Singapour : l'utilisation de contes asiatiques pour promouvoir les valeurs familiales

Un article dépaysant qui montre l'importance des contextes culturels dans la pratique de la philosophie avec les enfants

La philosophie pour enfants a d'abord été implantée en quatrième et cinquième année à l'école primaire Henry Park (Singapour). Au départ, nous avons utilisé Pixie (Lipman 1981, Lipman & Sharp, 1982) comme matériel-ressource stimulant, pour démarrer les discussions en classe. Au début, les enseignants étaient un peu craintifs et se sentaient incompétents. Ils n'étaient pas sûrs de savoir comment animer une discussion sans être vu comme imposant leurs vues et contrôlant le déroulement de la discussion. Les élèves aussi se sentaient un peu gênés et intimidés au début. Ils ont trouvé difficile de donner leurs raisons en support à leurs opinions ou de suivre une discussion (Lim, 1994; 1995). Cependant, quand ils furent plus habitués, ils eurent tendance à argumenter davantage et à amener leurs raisons pour gagner le débat, sans écouter le point de vue des autres élèves. (Lim et Loo, 1997).

Après un an environ, les élèves ont appris ce que voulait dire s'engager dans un dialogue et écouter les points de vues amenés par les autres élèves. Par les discussions, les élèves prirent conscience des processus inhérents au développement de la pensée :

" Nous avons remarqué que vous deviez penser très profondément pour poser des questions ou donner des réponses ".

" Cela m'a amené à me questionner sur mes propres réponses pour penser très critiquement, car vous devez vérifier si ce que vous dîtes est correct ou pas ".

Au fur et à mesure que leurs habiletés s'améliorèrent, quelques élèves ont été assez astucieux pour poser de très bonnes questions. Ils ont été capables d'amener leurs propres expériences comme exemple ou contre-exemple pour soutenir leur point de vue. Un élève a donné un exemple intéressant dans une discussion sur les règles :

" C'est comme lors d'un bombardement en guerre. Tout le monde doit aller dans un abri. Alors vous devez faire des règles comme " Ne poussez pas, d'accord ? " Vous ne pouvez pas courir et fumer dans la ville ". Si vous courez et vous tombez, qu'arrivera-t-il ? Ou encore pire : La foule est très dense et une personne tombe à l'avant, tout le monde qui suit va tomber aussi et cela va empêcher la personne de se relever, vous comprenez ? Alors il y aura perte de temps précieux et alors le bombardier pourra s'approcher et bombarder. Et tout le monde mourra. "

La classe a atteint un but commun lorsqu'elle s'est mise vraiment à travailler en communauté de recherche pour discuter de problèmes philosophiques, pour communiquer ensemble, pour donner et recevoir. Apprendre à penser par l'interaction entre les uns et les autres a aussi été amené dans les Analectes confucéens II.15 (Legge, 1960) : " Si l'on apprend des autres sans penser, on sera désorienté. Si, par ailleurs, on pense sans apprendre des autres, on sera alors en péril. "

:: Exercices proposés ::
[1] Indiquez si chacun des énoncés suivants concorde avec l'extrait choisi. Répondez par oui ou non et citez textuellement les mots de l'extrait qui tranchent.
(a) Pixie a d'abord servi de matériel pour lancer les discussions en classe.
(b) Dès le début, les enseignants se sentaient compétents pour animer les discussions.
(c) La philosophie pour enfants a d'abord été implantée en première année à l'école primaire Henry Park.
[2] Transcrivez fidèlement le passage de l'extrait choisi compris entre « La philosophie pour » et « et Loo, 1997). », bornes incluses.

(Annotations de régions d'image)

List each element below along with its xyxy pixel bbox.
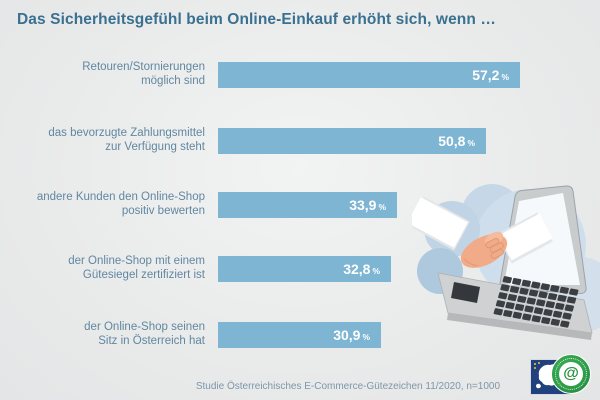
bar-row: der Online-Shop mit einem Gütesiegel zer…: [0, 255, 600, 282]
bar-value: 57,2: [472, 67, 500, 83]
chart-title: Das Sicherheitsgefühl beim Online-Einkau…: [17, 11, 496, 28]
percent-sign: %: [467, 138, 475, 148]
laptop-keyboard: [493, 276, 579, 328]
bar-label: andere Kunden den Online-Shop positiv be…: [36, 191, 205, 217]
bar-label: Retouren/Stornierungen möglich sind: [82, 61, 205, 87]
handshake-laptop-illustration: [412, 184, 600, 340]
bar: 33,9 %: [218, 192, 397, 218]
guetezeichen-seal: @: [551, 354, 591, 394]
bar: 30,9 %: [218, 322, 381, 348]
bar-value: 30,9: [333, 327, 361, 343]
source-caption: Studie Österreichisches E-Commerce-Gütez…: [195, 381, 500, 392]
bar: 57,2 %: [218, 62, 520, 88]
bar-label: der Online-Shop mit einem Gütesiegel zer…: [68, 255, 205, 281]
percent-sign: %: [378, 202, 386, 212]
bar-row: andere Kunden den Online-Shop positiv be…: [0, 191, 600, 218]
laptop-trackpad: [451, 282, 480, 303]
bar-row: Retouren/Stornierungen möglich sind 57,2…: [0, 61, 600, 88]
bar-value: 50,8: [438, 133, 466, 149]
percent-sign: %: [372, 266, 380, 276]
bar-value: 33,9: [349, 197, 377, 213]
bar-row: das bevorzugte Zahlungsmittel zur Verfüg…: [0, 127, 600, 154]
bar-label: der Online-Shop seinen Sitz in Österreic…: [84, 321, 205, 347]
percent-sign: %: [362, 332, 370, 342]
handshake-hands: [460, 231, 508, 268]
bar-label: das bevorzugte Zahlungsmittel zur Verfüg…: [48, 127, 205, 153]
bar-value: 32,8: [343, 261, 371, 277]
bar-row: der Online-Shop seinen Sitz in Österreic…: [0, 321, 600, 348]
laptop-base-edge: [447, 313, 592, 340]
bar: 32,8 %: [218, 256, 391, 282]
bar: 50,8 %: [218, 128, 486, 154]
seal-text-ring: [555, 358, 587, 390]
percent-sign: %: [501, 72, 509, 82]
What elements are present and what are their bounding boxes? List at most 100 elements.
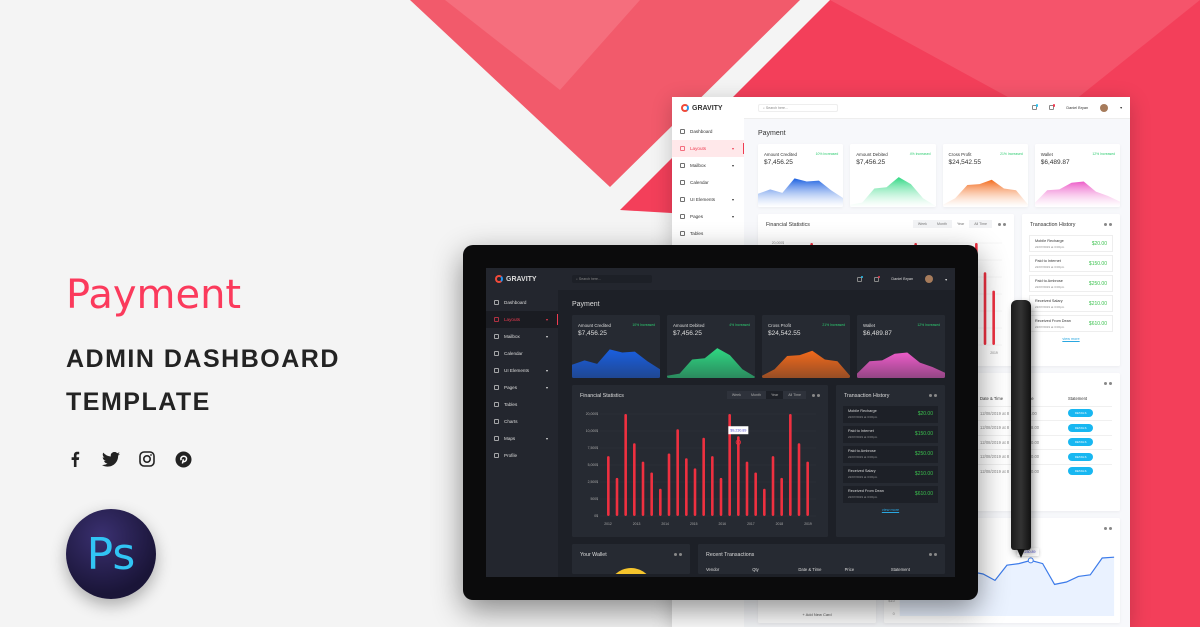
twitter-icon[interactable] (102, 450, 120, 468)
settings-icon[interactable] (929, 394, 932, 397)
transaction-time: 22/07/2019 at 3:00pm (1035, 285, 1065, 289)
transaction-item[interactable]: Paid to Ambrose 22/07/2019 at 3:00pm $250.… (1029, 275, 1113, 292)
sidebar-item-dashboard[interactable]: Dashboard (486, 294, 558, 311)
sidebar-item-calendar[interactable]: Calendar (672, 174, 744, 191)
sidebar-item-label: Calendar (504, 351, 523, 356)
settings-icon[interactable] (1104, 382, 1107, 385)
recent-transactions-panel: Recent Transactions Vendor Qty Date & Time P… (698, 544, 945, 574)
settings-icon[interactable] (812, 394, 815, 397)
refresh-icon[interactable] (817, 394, 820, 397)
transaction-item[interactable]: Received Salary 22/07/2019 at 3:00pm $210.… (843, 466, 938, 483)
bar (780, 477, 783, 516)
refresh-icon[interactable] (679, 553, 682, 556)
panel-options (929, 553, 937, 556)
sidebar-item-maps[interactable]: Maps ▾ (486, 430, 558, 447)
view-more-link[interactable]: view more (881, 508, 900, 512)
tab-all-time[interactable]: All Time (969, 220, 992, 228)
facebook-icon[interactable] (66, 450, 84, 468)
panel-options (1104, 382, 1112, 385)
tab-week[interactable]: Week (726, 391, 746, 399)
map-icon (494, 436, 499, 441)
chevron-down-icon[interactable]: ▾ (1120, 106, 1122, 110)
details-button[interactable]: DETAILS (1068, 452, 1094, 461)
sidebar-item-dashboard[interactable]: Dashboard (672, 123, 744, 140)
sidebar-item-calendar[interactable]: Calendar (486, 345, 558, 362)
sidebar-item-layouts[interactable]: Layouts ▾ (486, 311, 558, 328)
transaction-item[interactable]: Paid to Ambrose 22/07/2019 at 3:00pm $250.… (843, 446, 938, 463)
tab-year[interactable]: Year (951, 220, 970, 228)
user-name[interactable]: Daniel Bryan (891, 277, 914, 281)
date-cell: 12/08/2019 at 8 (980, 454, 1010, 460)
x-tick-label: 2013 (633, 522, 641, 526)
transaction-item[interactable]: Paid to Internet 22/07/2019 at 3:00pm $150… (1029, 255, 1113, 272)
sidebar-item-mailbox[interactable]: Mailbox ▾ (672, 157, 744, 174)
search-input[interactable]: ⌕ Search here... (572, 275, 652, 283)
details-button[interactable]: DETAILS (1068, 423, 1094, 432)
avatar[interactable] (1100, 103, 1109, 112)
notifications-icon[interactable] (1049, 104, 1056, 110)
refresh-icon[interactable] (1109, 223, 1112, 226)
transaction-item[interactable]: Received From Dean 22/07/2019 at 3:00pm $6… (1029, 315, 1113, 332)
transaction-item[interactable]: Received Salary 22/07/2019 at 3:00pm $210.… (1029, 295, 1113, 312)
transaction-time: 22/07/2019 at 3:00pm (848, 495, 878, 499)
bar (728, 414, 731, 516)
sparkline-area (857, 352, 945, 378)
details-button[interactable]: DETAILS (1068, 409, 1094, 418)
settings-icon[interactable] (998, 223, 1001, 226)
red-facet (830, 0, 1200, 120)
sidebar-item-tables[interactable]: Tables (486, 396, 558, 413)
settings-icon[interactable] (929, 553, 932, 556)
avatar[interactable] (925, 275, 934, 283)
transaction-amount: $250.00 (1088, 281, 1107, 287)
settings-icon[interactable] (1104, 527, 1107, 530)
sidebar-item-ui-elements[interactable]: UI Elements ▾ (486, 362, 558, 379)
user-name[interactable]: Daniel Bryan (1066, 105, 1089, 110)
transaction-time: 22/07/2019 at 3:00pm (1035, 245, 1065, 249)
pinterest-icon[interactable] (174, 450, 192, 468)
sidebar-item-mailbox[interactable]: Mailbox ▾ (486, 328, 558, 345)
wallet-card-graphic (608, 568, 654, 574)
search-input[interactable]: ⌕ Search here... (758, 103, 838, 112)
sidebar-item-pages[interactable]: Pages ▾ (486, 379, 558, 396)
settings-icon[interactable] (674, 553, 677, 556)
details-button[interactable]: DETAILS (1068, 467, 1094, 476)
tab-week[interactable]: Week (912, 220, 932, 228)
messages-icon[interactable] (1032, 104, 1039, 110)
instagram-icon[interactable] (138, 450, 156, 468)
stat-value: $6,489.87 (1040, 159, 1070, 166)
refresh-icon[interactable] (1109, 527, 1112, 530)
sidebar-item-ui-elements[interactable]: UI Elements ▾ (672, 191, 744, 208)
sidebar-item-layouts[interactable]: Layouts ▾ (672, 140, 744, 157)
transaction-item[interactable]: Mobile Recharge 22/07/2019 at 3:00pm $20.0… (843, 406, 938, 423)
tab-year[interactable]: Year (765, 391, 784, 399)
stat-card: Amount Credited 10% Increased $7,456.25 (758, 144, 844, 207)
transaction-amount: $150.00 (914, 431, 933, 437)
sidebar-item-pages[interactable]: Pages ▾ (672, 208, 744, 225)
tab-month[interactable]: Month (745, 391, 766, 399)
refresh-icon[interactable] (1003, 223, 1006, 226)
view-more-link[interactable]: view more (1062, 337, 1080, 341)
transaction-amount: $150.00 (1088, 261, 1107, 267)
sparkline (942, 179, 1028, 207)
details-button[interactable]: DETAILS (1068, 438, 1094, 447)
sidebar-item-tables[interactable]: Tables (672, 225, 744, 242)
transaction-item[interactable]: Received From Dean 22/07/2019 at 3:00pm $6… (843, 486, 938, 503)
transaction-item[interactable]: Paid to Internet 22/07/2019 at 3:00pm $150… (843, 426, 938, 443)
refresh-icon[interactable] (1109, 382, 1112, 385)
sparkline-area (942, 179, 1028, 207)
messages-icon[interactable] (857, 275, 864, 282)
tab-month[interactable]: Month (931, 220, 952, 228)
tab-all-time[interactable]: All Time (783, 391, 806, 399)
transaction-item[interactable]: Mobile Recharge 22/07/2019 at 3:00pm $20.0… (1029, 235, 1113, 252)
refresh-icon[interactable] (934, 394, 937, 397)
sidebar-item-charts[interactable]: Charts (486, 413, 558, 430)
y-tick-label: 0 (893, 611, 896, 616)
sidebar-item-label: UI Elements (504, 368, 530, 373)
notifications-icon[interactable] (874, 275, 881, 282)
bar (983, 272, 987, 345)
add-new-card-button[interactable]: + Add New Card (802, 612, 832, 617)
chevron-down-icon[interactable]: ▾ (945, 277, 947, 282)
refresh-icon[interactable] (934, 553, 937, 556)
settings-icon[interactable] (1104, 223, 1107, 226)
sidebar-item-profile[interactable]: Profile (486, 447, 558, 464)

:: Résultats des exercices ::
[1]
(a) Oui : « Au départ, nous avons utilisé Pixie (Lipman 1981, Lipman & Sharp, 1982) comme matériel-ressource stimulant, pour démarrer les discussions en classe. »
(b) Non : « Au début, les enseignants étaient un peu craintifs et se sentaient incompétents. »
(c) Non : « La philosophie pour enfants a d'abord été implantée en quatrième et cinquième année à l'école primaire Henry Park (Singapour). »

[2]
La philosophie pour enfants a d'abord été implantée en quatrième et cinquième année à l'école primaire Henry Park (Singapour). Au départ, nous avons utilisé Pixie (Lipman 1981, Lipman & Sharp, 1982) comme matériel-ressource stimulant, pour démarrer les discussions en classe. Au début, les enseignants étaient un peu craintifs et se sentaient incompétents. Ils n'étaient pas sûrs de savoir comment animer une discussion sans être vu comme imposant leurs vues et contrôlant le déroulement de la discussion. Les élèves aussi se sentaient un peu gênés et intimidés au début. Ils ont trouvé difficile de donner leurs raisons en support à leurs opinions ou de suivre une discussion (Lim, 1994; 1995). Cependant, quand ils furent plus habitués, ils eurent tendance à argumenter davantage et à amener leurs raisons pour gagner le débat, sans écouter le point de vue des autres élèves. (Lim et Loo, 1997).